Job
Find the lines with the string "ByLayer" and return them.

## Start

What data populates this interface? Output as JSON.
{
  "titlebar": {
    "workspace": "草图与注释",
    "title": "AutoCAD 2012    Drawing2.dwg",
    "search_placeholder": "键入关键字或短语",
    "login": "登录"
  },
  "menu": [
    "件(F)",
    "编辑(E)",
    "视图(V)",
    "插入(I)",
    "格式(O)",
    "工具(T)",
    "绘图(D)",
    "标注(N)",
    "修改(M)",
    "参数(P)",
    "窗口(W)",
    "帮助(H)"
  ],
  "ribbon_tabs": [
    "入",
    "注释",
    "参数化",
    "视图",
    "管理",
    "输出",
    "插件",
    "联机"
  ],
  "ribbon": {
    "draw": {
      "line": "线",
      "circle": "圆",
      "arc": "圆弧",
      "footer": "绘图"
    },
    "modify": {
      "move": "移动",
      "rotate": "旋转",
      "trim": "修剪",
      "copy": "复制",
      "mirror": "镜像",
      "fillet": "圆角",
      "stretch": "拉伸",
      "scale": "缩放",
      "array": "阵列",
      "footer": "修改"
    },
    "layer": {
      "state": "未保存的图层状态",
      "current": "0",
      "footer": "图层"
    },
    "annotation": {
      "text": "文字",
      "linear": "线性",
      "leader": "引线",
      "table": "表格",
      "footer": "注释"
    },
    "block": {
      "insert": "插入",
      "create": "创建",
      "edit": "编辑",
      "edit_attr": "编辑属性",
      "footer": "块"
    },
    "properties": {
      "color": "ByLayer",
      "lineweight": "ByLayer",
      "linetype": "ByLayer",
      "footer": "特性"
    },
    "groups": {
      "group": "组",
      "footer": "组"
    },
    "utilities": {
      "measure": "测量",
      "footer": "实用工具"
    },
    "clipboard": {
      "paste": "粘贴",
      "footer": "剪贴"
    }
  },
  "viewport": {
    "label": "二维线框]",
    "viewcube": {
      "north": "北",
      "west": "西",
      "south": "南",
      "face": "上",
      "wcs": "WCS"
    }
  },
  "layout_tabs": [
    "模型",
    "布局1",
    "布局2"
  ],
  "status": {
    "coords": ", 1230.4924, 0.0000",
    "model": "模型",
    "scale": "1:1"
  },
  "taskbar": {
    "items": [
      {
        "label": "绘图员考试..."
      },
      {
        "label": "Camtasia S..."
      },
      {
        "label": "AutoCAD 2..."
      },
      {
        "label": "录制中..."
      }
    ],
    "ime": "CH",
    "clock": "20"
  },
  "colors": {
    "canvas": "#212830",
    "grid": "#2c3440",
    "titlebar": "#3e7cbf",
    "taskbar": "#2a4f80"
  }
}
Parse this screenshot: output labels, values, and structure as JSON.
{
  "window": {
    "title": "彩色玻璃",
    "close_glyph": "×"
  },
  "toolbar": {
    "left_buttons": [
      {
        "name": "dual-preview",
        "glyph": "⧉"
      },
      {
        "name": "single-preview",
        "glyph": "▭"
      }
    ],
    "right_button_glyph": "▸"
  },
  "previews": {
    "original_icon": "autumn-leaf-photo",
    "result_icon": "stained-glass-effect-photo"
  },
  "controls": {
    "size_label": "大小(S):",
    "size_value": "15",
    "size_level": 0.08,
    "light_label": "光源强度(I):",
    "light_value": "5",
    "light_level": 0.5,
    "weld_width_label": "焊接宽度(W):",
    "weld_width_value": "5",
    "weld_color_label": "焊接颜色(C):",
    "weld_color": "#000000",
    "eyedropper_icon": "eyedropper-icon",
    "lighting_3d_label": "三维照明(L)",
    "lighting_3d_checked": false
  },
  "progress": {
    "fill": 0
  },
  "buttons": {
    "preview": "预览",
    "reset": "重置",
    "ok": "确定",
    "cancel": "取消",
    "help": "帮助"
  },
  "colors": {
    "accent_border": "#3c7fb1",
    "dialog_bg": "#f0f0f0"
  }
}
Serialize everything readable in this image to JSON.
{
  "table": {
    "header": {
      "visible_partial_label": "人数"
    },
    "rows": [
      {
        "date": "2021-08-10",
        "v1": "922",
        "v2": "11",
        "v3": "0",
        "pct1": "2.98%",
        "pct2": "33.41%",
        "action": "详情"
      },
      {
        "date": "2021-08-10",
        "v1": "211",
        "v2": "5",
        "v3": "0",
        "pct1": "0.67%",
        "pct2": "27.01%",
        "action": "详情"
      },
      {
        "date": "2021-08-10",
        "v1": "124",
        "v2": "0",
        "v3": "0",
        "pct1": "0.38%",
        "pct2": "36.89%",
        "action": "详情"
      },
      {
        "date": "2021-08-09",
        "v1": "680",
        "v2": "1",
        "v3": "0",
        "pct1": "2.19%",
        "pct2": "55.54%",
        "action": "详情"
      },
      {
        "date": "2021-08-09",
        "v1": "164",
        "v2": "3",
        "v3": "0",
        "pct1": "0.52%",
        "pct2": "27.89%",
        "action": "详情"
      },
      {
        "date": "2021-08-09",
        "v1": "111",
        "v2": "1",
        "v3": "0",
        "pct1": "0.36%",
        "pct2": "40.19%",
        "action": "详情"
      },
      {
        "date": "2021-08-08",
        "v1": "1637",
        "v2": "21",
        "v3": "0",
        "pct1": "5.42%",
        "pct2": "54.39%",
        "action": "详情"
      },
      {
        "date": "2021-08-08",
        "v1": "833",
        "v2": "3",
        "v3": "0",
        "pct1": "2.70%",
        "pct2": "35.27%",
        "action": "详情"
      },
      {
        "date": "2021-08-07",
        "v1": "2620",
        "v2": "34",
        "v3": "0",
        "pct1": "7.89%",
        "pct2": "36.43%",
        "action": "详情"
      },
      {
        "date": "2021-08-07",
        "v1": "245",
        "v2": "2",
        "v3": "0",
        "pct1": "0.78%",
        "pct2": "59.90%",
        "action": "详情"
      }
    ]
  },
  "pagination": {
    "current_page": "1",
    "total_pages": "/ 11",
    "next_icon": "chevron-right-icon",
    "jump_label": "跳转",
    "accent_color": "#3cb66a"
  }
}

## End

The completed task
      "color": "ByLayer",
      "lineweight": "ByLayer",
      "linetype": "ByLayer",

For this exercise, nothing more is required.